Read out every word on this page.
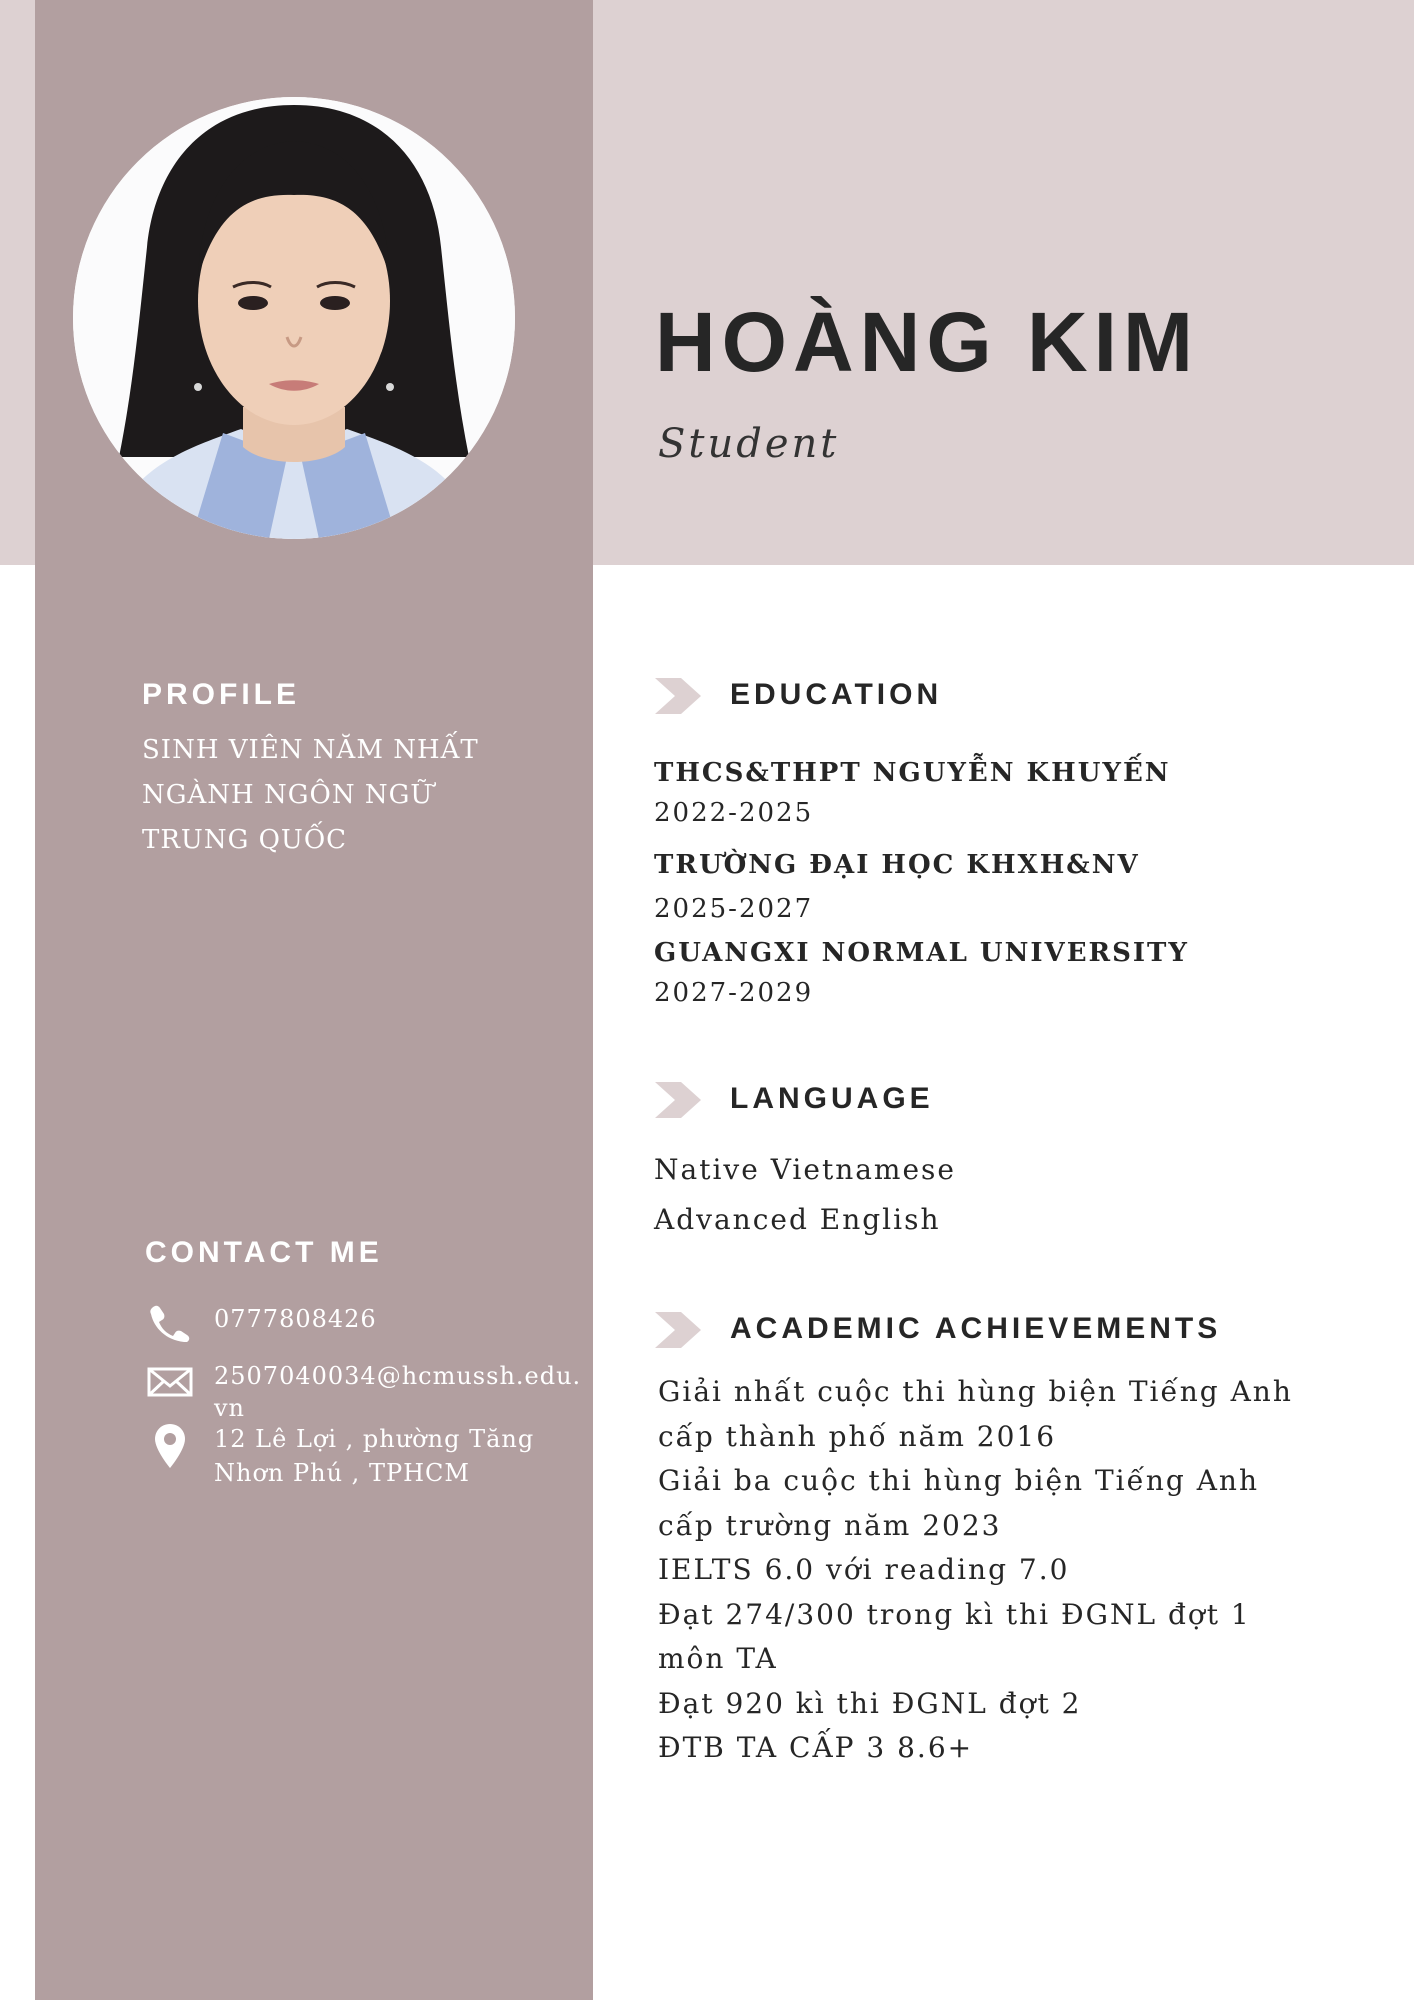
HOÀNG KIM
Student
PROFILE
SINH VIÊN NĂM NHẤT
NGÀNH NGÔN NGỮ
TRUNG QUỐC
CONTACT ME
0777808426
2507040034@hcmussh.edu.vn
12 Lê Lợi , phường Tăng Nhơn Phú , TPHCM
EDUCATION
THCS&THPT NGUYỄN KHUYẾN
2022-2025
TRƯỜNG ĐẠI HỌC KHXH&NV
2025-2027
GUANGXI NORMAL UNIVERSITY
2027-2029
LANGUAGE
Native Vietnamese
Advanced English
ACADEMIC ACHIEVEMENTS
Giải nhất cuộc thi hùng biện Tiếng Anh
cấp thành phố năm 2016
Giải ba cuộc thi hùng biện Tiếng Anh
cấp trường năm 2023
IELTS 6.0 với reading 7.0
Đạt 274/300 trong kì thi ĐGNL đợt 1
môn TA
Đạt 920 kì thi ĐGNL đợt 2
ĐTB TA CẤP 3 8.6+
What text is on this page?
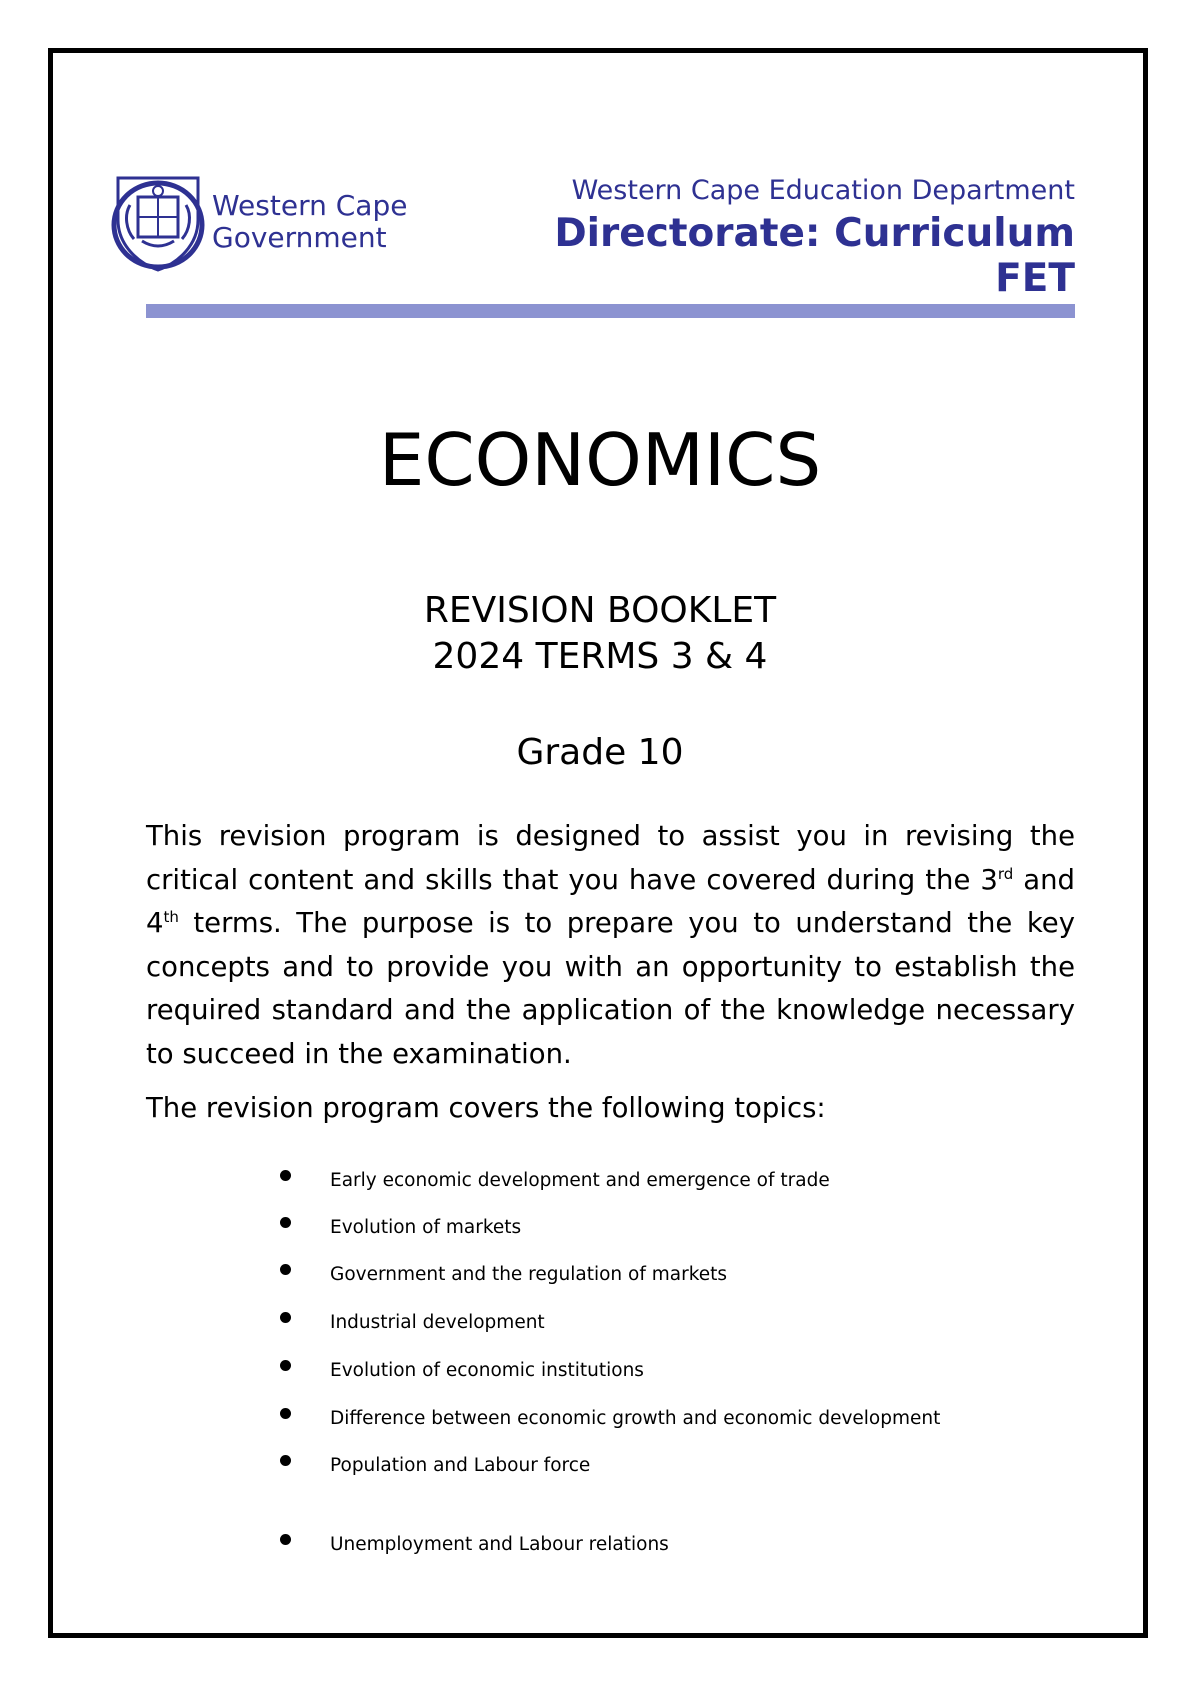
Western Cape
Government
Western Cape Education Department
Directorate: Curriculum
FET
ECONOMICS
REVISION BOOKLET
2024 TERMS 3 & 4
Grade 10
This revision program is designed to assist you in revising the critical content and skills that you have covered during the 3rd and 4th terms. The purpose is to prepare you to understand the key concepts and to provide you with an opportunity to establish the required standard and the application of the knowledge necessary to succeed in the examination.
The revision program covers the following topics:
Early economic development and emergence of trade
Evolution of markets
Government and the regulation of markets
Industrial development
Evolution of economic institutions
Difference between economic growth and economic development
Population and Labour force
Unemployment and Labour relations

→ Problem statement
The records above must be printed exactly; the pictures stay out.

→ Worked solution
Read out every word on this page.
HOÀNG KIM
Student
PROFILE
SINH VIÊN NĂM NHẤT
NGÀNH NGÔN NGỮ
TRUNG QUỐC
CONTACT ME
0777808426
2507040034@hcmussh.edu.vn
12 Lê Lợi , phường Tăng Nhơn Phú , TPHCM
EDUCATION
THCS&THPT NGUYỄN KHUYẾN
2022-2025
TRƯỜNG ĐẠI HỌC KHXH&NV
2025-2027
GUANGXI NORMAL UNIVERSITY
2027-2029
LANGUAGE
Native Vietnamese
Advanced English
ACADEMIC ACHIEVEMENTS
Giải nhất cuộc thi hùng biện Tiếng Anh
cấp thành phố năm 2016
Giải ba cuộc thi hùng biện Tiếng Anh
cấp trường năm 2023
IELTS 6.0 với reading 7.0
Đạt 274/300 trong kì thi ĐGNL đợt 1
môn TA
Đạt 920 kì thi ĐGNL đợt 2
ĐTB TA CẤP 3 8.6+
What text is on this page?
Western Cape
Government
Western Cape Education Department
Directorate: Curriculum
FET
ECONOMICS
REVISION BOOKLET
2024 TERMS 3 & 4
Grade 10
This revision program is designed to assist you in revising the critical content and skills that you have covered during the 3rd and 4th terms. The purpose is to prepare you to understand the key concepts and to provide you with an opportunity to establish the required standard and the application of the knowledge necessary to succeed in the examination.
The revision program covers the following topics:
Early economic development and emergence of trade
Evolution of markets
Government and the regulation of markets
Industrial development
Evolution of economic institutions
Difference between economic growth and economic development
Population and Labour force
Unemployment and Labour relations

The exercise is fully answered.